→ Record excerpts:
== == ==
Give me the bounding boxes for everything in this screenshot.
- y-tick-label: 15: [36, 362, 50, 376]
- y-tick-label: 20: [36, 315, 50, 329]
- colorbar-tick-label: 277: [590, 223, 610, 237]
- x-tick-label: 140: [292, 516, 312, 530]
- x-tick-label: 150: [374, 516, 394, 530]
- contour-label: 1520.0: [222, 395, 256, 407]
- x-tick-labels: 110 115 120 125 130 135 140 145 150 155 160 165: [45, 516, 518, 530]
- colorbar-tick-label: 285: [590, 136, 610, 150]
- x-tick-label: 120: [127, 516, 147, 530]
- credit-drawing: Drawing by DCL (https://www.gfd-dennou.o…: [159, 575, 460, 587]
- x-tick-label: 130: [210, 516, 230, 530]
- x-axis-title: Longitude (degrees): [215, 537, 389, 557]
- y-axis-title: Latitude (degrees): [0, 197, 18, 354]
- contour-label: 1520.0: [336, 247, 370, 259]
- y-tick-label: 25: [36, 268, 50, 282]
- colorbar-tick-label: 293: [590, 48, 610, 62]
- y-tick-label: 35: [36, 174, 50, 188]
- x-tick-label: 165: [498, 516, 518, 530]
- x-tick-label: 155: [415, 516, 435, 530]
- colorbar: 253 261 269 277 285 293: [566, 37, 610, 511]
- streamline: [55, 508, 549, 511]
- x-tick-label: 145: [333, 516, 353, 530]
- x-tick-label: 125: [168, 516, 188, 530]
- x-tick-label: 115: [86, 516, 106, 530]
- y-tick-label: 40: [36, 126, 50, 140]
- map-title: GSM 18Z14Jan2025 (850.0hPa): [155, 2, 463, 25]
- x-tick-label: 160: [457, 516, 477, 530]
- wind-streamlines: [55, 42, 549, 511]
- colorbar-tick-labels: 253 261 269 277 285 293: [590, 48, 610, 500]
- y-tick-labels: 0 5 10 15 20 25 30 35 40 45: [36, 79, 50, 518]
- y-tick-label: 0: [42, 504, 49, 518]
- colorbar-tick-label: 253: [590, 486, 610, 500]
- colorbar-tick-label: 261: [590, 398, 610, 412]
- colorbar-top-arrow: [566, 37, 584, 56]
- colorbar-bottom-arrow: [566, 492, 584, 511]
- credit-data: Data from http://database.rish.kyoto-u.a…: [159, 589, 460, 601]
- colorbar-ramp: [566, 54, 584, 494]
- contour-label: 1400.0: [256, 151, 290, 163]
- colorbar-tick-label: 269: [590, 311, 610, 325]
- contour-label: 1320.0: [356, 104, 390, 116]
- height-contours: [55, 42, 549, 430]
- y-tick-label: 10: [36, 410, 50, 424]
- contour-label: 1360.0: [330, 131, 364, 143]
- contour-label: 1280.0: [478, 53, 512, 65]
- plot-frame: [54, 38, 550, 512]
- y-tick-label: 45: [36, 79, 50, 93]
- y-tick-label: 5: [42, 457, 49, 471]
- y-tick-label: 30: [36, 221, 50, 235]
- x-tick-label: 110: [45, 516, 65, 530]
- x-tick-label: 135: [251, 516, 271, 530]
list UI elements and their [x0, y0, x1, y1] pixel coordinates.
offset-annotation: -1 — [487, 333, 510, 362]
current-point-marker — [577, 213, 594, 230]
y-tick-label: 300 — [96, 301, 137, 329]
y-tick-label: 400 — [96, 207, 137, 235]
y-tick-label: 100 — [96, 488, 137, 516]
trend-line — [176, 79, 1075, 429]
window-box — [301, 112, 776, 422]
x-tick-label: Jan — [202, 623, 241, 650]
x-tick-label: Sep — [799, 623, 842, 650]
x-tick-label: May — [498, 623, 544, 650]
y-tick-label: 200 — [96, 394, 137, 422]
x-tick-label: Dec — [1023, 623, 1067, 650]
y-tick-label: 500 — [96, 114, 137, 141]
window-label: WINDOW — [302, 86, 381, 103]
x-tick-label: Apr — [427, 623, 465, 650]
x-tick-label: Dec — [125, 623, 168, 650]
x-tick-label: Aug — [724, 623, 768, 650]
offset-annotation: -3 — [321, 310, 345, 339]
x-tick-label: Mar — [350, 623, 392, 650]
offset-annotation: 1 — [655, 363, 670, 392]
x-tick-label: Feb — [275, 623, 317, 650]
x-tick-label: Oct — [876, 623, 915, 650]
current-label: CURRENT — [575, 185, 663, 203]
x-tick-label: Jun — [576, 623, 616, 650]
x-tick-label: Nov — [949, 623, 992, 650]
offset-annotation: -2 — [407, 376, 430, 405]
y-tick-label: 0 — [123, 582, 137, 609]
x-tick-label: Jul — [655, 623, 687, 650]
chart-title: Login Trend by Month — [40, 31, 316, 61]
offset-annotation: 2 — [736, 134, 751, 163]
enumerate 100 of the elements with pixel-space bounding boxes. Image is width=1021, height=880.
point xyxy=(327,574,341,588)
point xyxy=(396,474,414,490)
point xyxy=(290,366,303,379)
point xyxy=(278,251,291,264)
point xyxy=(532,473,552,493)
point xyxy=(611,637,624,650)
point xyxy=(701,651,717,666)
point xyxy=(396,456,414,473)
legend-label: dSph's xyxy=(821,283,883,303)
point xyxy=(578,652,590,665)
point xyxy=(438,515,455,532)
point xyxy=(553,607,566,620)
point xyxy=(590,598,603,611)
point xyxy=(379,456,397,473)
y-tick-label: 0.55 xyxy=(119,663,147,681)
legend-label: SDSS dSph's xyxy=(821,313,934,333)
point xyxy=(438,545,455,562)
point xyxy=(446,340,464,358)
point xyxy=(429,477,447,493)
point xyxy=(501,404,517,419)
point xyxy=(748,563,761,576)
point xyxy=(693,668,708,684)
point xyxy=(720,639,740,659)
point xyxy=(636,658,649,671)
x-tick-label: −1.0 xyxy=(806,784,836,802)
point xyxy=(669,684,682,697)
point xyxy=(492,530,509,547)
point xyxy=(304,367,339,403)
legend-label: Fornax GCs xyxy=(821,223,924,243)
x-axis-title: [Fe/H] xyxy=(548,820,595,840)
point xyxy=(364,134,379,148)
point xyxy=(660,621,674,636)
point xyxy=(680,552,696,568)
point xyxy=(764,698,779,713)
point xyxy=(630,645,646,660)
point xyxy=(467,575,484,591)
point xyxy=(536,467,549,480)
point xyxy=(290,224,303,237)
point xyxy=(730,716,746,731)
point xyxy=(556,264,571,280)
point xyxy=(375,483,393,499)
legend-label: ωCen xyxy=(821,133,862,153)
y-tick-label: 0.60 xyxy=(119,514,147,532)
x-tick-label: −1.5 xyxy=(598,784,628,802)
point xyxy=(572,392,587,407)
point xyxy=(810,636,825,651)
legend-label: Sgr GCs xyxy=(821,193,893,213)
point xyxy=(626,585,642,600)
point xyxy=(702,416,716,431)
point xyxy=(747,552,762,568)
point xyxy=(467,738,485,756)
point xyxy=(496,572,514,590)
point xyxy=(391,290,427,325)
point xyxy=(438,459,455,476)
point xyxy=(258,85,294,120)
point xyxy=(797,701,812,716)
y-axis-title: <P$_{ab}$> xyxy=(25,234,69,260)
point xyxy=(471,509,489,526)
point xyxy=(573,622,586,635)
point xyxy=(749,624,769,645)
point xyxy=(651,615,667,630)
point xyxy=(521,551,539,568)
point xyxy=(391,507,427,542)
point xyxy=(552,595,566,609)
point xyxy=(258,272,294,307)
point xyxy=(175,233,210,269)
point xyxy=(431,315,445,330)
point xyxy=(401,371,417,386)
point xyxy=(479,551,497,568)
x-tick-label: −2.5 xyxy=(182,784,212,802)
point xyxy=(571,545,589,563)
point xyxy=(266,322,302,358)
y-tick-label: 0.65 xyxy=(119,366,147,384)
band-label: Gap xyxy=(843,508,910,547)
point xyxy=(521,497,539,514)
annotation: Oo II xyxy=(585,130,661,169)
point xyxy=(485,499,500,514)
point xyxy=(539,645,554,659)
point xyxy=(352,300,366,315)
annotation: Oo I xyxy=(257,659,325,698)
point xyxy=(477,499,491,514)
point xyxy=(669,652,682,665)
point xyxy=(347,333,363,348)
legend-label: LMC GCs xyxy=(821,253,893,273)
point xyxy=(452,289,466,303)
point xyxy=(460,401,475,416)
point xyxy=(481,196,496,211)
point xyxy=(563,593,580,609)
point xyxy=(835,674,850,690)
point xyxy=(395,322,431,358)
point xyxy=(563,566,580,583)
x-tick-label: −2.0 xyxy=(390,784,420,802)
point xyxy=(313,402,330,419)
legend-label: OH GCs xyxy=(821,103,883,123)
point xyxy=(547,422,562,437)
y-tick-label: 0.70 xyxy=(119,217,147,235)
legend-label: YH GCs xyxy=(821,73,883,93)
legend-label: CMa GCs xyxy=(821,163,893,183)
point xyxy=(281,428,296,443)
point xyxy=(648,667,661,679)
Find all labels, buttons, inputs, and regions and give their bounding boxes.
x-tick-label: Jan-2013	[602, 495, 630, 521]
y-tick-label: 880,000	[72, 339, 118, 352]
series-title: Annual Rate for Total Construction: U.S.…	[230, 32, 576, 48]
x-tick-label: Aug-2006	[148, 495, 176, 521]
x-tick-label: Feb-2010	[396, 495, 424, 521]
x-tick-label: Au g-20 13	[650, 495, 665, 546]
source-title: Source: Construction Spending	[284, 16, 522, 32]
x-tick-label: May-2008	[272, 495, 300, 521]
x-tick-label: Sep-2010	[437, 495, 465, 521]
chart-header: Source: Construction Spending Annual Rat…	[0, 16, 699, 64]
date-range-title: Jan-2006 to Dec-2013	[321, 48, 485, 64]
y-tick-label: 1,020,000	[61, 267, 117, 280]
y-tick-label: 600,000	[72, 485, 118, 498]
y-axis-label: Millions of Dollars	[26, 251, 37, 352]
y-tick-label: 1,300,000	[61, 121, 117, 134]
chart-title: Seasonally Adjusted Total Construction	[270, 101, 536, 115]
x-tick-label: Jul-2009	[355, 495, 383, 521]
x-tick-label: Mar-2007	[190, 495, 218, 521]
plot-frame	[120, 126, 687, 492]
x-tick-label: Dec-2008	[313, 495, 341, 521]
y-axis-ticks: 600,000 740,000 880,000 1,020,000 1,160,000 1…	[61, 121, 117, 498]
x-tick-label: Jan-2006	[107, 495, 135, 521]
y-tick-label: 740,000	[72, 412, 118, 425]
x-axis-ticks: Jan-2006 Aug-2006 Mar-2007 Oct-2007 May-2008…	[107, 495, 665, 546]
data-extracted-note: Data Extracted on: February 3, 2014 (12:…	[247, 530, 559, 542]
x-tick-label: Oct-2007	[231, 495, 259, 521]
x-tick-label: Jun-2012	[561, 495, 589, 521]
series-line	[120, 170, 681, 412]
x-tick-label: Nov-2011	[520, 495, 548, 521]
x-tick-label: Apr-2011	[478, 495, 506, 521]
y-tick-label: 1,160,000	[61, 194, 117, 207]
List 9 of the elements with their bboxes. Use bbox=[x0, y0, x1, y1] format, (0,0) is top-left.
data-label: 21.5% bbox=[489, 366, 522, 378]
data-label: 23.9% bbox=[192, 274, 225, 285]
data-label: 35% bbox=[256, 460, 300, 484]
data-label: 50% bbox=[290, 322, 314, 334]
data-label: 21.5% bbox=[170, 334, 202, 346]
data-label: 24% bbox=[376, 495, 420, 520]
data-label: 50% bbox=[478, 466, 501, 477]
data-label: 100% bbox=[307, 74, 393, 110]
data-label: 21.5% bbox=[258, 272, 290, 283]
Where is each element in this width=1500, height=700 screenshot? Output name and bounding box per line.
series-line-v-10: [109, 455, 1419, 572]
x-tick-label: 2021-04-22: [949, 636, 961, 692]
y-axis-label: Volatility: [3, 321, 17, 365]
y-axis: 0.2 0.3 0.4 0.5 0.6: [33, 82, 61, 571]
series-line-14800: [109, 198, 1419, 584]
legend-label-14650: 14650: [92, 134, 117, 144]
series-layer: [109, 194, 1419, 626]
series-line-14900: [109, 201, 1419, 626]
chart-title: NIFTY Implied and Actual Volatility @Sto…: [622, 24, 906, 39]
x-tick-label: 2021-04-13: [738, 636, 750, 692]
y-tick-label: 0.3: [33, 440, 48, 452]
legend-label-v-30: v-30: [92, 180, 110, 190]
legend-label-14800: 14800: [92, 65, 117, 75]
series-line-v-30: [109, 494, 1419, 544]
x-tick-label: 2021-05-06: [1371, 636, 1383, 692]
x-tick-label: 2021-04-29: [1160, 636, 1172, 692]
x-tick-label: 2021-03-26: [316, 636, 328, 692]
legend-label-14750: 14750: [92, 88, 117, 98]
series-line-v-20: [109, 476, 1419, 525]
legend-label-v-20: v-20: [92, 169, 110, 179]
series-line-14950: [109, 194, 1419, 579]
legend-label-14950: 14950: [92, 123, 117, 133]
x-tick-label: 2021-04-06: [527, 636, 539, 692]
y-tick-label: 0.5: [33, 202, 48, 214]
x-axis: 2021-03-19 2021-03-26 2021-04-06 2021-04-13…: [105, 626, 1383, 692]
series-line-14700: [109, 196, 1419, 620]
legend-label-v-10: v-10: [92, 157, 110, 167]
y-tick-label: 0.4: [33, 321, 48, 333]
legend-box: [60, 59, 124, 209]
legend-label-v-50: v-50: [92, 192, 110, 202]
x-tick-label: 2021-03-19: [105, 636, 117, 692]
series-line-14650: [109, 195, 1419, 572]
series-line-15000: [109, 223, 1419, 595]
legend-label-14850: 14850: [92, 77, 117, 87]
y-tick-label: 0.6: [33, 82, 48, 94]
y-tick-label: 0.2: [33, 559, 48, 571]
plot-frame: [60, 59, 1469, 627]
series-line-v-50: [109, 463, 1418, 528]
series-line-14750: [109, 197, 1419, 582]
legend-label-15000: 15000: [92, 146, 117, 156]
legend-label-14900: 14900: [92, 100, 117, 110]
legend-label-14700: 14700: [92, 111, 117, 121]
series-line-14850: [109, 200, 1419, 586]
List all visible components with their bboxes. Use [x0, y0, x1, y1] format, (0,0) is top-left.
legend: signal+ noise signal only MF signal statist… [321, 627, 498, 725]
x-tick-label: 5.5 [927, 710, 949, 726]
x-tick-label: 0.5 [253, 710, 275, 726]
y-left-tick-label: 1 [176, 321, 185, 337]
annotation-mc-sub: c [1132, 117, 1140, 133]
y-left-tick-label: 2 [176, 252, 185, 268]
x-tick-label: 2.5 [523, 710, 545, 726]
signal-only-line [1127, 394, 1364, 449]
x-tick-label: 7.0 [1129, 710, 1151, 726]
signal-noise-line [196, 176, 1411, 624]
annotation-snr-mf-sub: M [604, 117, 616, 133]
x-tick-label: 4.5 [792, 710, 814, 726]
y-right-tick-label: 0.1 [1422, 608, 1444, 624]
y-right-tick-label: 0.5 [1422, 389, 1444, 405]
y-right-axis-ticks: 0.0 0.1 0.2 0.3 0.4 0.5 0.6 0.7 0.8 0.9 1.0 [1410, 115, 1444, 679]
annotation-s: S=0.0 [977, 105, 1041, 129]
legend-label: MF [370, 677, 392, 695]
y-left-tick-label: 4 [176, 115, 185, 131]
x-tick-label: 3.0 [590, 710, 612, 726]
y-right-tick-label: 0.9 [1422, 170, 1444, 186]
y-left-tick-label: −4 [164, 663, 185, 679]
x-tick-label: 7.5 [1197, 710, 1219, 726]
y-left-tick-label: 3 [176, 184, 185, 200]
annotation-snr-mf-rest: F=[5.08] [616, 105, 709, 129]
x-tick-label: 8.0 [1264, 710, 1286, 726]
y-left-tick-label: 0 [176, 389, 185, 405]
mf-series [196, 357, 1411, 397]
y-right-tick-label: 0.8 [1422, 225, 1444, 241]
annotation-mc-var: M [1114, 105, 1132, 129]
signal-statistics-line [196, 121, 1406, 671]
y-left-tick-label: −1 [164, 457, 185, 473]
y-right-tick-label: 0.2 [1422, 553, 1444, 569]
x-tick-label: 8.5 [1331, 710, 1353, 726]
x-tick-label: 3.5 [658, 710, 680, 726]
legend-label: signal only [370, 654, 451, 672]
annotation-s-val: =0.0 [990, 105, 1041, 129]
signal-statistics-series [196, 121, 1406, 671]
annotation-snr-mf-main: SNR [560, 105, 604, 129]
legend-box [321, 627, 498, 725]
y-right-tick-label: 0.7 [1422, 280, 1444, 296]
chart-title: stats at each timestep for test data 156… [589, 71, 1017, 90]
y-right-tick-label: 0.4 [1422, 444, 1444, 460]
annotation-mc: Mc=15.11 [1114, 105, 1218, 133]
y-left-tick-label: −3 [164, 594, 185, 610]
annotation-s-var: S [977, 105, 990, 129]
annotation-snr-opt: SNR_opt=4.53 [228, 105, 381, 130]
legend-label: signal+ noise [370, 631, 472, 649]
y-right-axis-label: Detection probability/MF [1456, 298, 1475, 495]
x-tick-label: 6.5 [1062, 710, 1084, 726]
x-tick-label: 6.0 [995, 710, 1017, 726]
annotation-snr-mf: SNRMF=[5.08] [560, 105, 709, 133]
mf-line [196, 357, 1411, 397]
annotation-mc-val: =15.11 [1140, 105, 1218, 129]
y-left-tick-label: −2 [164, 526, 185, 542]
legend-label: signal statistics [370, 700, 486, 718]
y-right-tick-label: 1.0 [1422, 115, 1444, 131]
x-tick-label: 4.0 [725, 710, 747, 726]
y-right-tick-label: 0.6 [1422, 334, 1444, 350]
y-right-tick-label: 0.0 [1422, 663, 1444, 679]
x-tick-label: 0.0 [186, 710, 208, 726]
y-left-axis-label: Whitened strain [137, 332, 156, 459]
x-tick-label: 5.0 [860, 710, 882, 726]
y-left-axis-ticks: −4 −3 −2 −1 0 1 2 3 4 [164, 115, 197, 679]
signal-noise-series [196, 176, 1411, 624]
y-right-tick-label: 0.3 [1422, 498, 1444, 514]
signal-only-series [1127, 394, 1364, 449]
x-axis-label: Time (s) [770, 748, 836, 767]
== == ==
→ Stated problem:
Could you rewrite the entries from the very first line up to and including the line with "- x-tick-label: 150: [374, 516, 394, 530]", changing "y-tick-label" to "y-axis-tick-label" and leaving everything else as it is?

→ Exercise answer:
Give me the bounding boxes for everything in this screenshot.
- y-axis-tick-label: 15: [36, 362, 50, 376]
- y-axis-tick-label: 20: [36, 315, 50, 329]
- colorbar-tick-label: 277: [590, 223, 610, 237]
- x-tick-label: 140: [292, 516, 312, 530]
- x-tick-label: 150: [374, 516, 394, 530]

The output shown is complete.